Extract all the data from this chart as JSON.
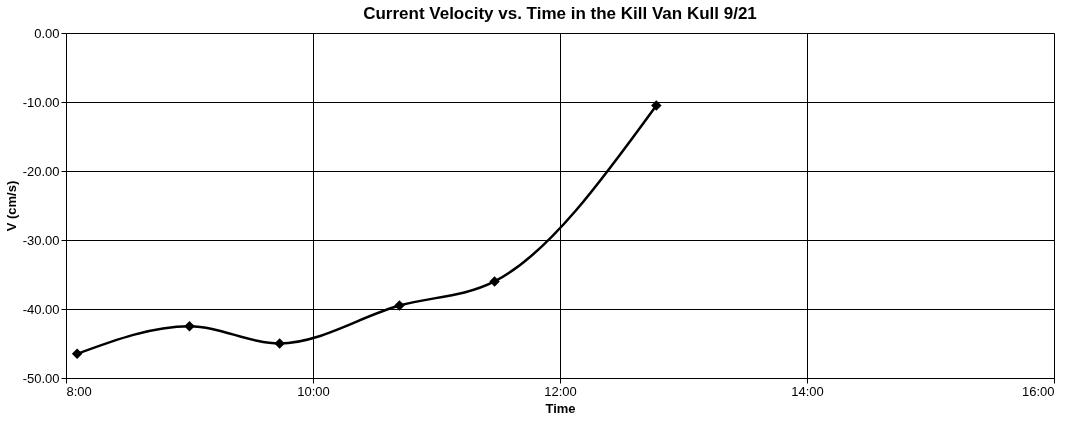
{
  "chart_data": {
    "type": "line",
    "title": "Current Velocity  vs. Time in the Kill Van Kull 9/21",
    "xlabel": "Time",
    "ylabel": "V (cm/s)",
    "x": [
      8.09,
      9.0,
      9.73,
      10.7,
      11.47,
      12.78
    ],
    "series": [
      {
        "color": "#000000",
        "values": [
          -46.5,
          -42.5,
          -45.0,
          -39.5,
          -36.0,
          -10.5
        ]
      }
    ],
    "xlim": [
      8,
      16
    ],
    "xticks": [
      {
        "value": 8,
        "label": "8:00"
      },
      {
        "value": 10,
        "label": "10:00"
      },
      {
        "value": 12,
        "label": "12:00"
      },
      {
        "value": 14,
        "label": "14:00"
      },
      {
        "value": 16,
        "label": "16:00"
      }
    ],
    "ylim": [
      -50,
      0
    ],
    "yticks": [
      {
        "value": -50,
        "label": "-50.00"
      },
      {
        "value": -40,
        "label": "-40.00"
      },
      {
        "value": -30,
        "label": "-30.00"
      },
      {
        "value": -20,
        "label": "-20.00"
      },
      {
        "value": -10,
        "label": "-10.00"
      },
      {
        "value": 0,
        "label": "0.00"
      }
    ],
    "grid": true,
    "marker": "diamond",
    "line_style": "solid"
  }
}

+ + + +

* _Task statement_
Output all the records, word for word, with no pictures in the copy.

* _Result of this task_
Extract all the data from this chart as JSON.
{
  "chart_data": {
    "type": "line",
    "title": "Current Velocity  vs. Time in the Kill Van Kull 9/21",
    "xlabel": "Time",
    "ylabel": "V (cm/s)",
    "x": [
      8.09,
      9.0,
      9.73,
      10.7,
      11.47,
      12.78
    ],
    "series": [
      {
        "color": "#000000",
        "values": [
          -46.5,
          -42.5,
          -45.0,
          -39.5,
          -36.0,
          -10.5
        ]
      }
    ],
    "xlim": [
      8,
      16
    ],
    "xticks": [
      {
        "value": 8,
        "label": "8:00"
      },
      {
        "value": 10,
        "label": "10:00"
      },
      {
        "value": 12,
        "label": "12:00"
      },
      {
        "value": 14,
        "label": "14:00"
      },
      {
        "value": 16,
        "label": "16:00"
      }
    ],
    "ylim": [
      -50,
      0
    ],
    "yticks": [
      {
        "value": -50,
        "label": "-50.00"
      },
      {
        "value": -40,
        "label": "-40.00"
      },
      {
        "value": -30,
        "label": "-30.00"
      },
      {
        "value": -20,
        "label": "-20.00"
      },
      {
        "value": -10,
        "label": "-10.00"
      },
      {
        "value": 0,
        "label": "0.00"
      }
    ],
    "grid": true,
    "marker": "diamond",
    "line_style": "solid"
  }
}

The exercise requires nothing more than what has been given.